Your objective => From the records below, copy every line that contains the word "电阻率呈".

......

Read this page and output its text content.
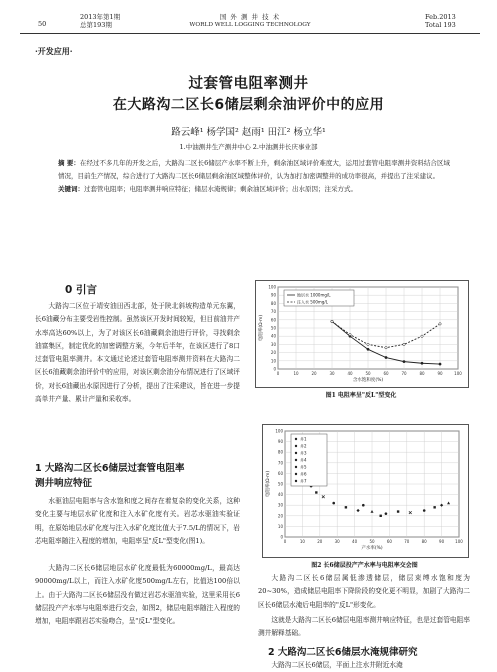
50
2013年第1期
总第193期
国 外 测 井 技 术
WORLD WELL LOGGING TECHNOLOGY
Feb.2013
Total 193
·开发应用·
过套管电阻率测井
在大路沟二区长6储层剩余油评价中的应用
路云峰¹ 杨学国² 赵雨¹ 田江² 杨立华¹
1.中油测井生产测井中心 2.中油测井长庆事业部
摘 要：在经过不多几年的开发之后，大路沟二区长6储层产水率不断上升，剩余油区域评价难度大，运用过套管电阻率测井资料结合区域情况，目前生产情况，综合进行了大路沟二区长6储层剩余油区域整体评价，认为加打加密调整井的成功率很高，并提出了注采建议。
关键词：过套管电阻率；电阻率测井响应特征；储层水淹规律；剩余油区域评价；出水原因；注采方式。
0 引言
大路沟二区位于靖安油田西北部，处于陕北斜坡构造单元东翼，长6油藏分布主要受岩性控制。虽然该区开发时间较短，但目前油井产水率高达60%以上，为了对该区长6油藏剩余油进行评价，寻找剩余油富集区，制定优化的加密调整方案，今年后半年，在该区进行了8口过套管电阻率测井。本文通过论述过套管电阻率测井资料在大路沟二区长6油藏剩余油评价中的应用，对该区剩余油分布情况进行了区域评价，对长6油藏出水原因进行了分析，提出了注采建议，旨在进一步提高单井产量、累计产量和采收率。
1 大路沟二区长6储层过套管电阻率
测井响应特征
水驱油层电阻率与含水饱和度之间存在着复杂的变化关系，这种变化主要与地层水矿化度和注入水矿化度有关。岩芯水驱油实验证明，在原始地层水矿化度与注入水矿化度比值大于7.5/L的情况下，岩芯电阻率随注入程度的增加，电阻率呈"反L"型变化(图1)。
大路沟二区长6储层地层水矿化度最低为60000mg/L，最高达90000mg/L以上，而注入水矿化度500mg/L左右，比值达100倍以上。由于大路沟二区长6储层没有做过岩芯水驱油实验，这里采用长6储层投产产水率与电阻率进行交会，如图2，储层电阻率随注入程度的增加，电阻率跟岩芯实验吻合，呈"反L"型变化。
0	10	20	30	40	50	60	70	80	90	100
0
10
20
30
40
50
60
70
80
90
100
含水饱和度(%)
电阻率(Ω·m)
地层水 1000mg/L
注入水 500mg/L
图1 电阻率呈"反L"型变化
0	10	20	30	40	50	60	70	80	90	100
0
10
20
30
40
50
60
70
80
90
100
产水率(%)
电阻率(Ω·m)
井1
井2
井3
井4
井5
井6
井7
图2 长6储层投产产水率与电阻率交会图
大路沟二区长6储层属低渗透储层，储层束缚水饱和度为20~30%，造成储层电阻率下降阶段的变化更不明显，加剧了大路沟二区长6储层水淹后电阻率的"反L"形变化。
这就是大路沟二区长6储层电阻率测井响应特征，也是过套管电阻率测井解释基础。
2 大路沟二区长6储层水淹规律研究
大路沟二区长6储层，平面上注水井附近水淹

......

Solution for this task =>
水驱油层电阻率与含水饱和度之间存在着复杂的变化关系，这种变化主要与地层水矿化度和注入水矿化度有关。岩芯水驱油实验证明，在原始地层水矿化度与注入水矿化度比值大于7.5/L的情况下，岩芯电阻率随注入程度的增加，电阻率呈"反L"型变化(图1)。
图1 电阻率呈"反L"型变化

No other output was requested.